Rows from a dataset
• • • • •

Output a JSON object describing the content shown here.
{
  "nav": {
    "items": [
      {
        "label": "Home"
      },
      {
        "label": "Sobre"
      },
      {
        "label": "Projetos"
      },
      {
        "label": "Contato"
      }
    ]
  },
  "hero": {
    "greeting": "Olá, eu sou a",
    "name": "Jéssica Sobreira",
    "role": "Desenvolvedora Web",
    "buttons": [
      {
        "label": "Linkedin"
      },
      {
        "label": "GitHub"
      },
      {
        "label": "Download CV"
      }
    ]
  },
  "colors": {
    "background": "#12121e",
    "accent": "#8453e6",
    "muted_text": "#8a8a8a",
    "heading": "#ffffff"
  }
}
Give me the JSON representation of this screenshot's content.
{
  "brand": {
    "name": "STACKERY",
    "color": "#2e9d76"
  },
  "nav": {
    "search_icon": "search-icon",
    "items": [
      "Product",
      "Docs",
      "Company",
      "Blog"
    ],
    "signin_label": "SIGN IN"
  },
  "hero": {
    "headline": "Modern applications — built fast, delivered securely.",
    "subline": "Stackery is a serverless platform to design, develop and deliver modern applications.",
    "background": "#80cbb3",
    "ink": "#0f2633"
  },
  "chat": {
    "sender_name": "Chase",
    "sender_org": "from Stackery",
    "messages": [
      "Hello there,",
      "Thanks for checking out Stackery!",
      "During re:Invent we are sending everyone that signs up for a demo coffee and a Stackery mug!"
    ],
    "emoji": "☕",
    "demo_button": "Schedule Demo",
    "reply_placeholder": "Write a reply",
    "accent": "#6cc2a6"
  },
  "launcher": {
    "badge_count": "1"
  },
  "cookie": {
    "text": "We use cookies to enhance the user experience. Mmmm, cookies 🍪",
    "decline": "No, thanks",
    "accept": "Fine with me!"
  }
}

• • • • •

Take the line with "Give me the" and all lines after it to the last line, and reproduce them exactly.

Give me the JSON representation of this screenshot's content.
{
  "brand": {
    "name": "STACKERY",
    "color": "#2e9d76"
  },
  "nav": {
    "search_icon": "search-icon",
    "items": [
      "Product",
      "Docs",
      "Company",
      "Blog"
    ],
    "signin_label": "SIGN IN"
  },
  "hero": {
    "headline": "Modern applications — built fast, delivered securely.",
    "subline": "Stackery is a serverless platform to design, develop and deliver modern applications.",
    "background": "#80cbb3",
    "ink": "#0f2633"
  },
  "chat": {
    "sender_name": "Chase",
    "sender_org": "from Stackery",
    "messages": [
      "Hello there,",
      "Thanks for checking out Stackery!",
      "During re:Invent we are sending everyone that signs up for a demo coffee and a Stackery mug!"
    ],
    "emoji": "☕",
    "demo_button": "Schedule Demo",
    "reply_placeholder": "Write a reply",
    "accent": "#6cc2a6"
  },
  "launcher": {
    "badge_count": "1"
  },
  "cookie": {
    "text": "We use cookies to enhance the user experience. Mmmm, cookies 🍪",
    "decline": "No, thanks",
    "accept": "Fine with me!"
  }
}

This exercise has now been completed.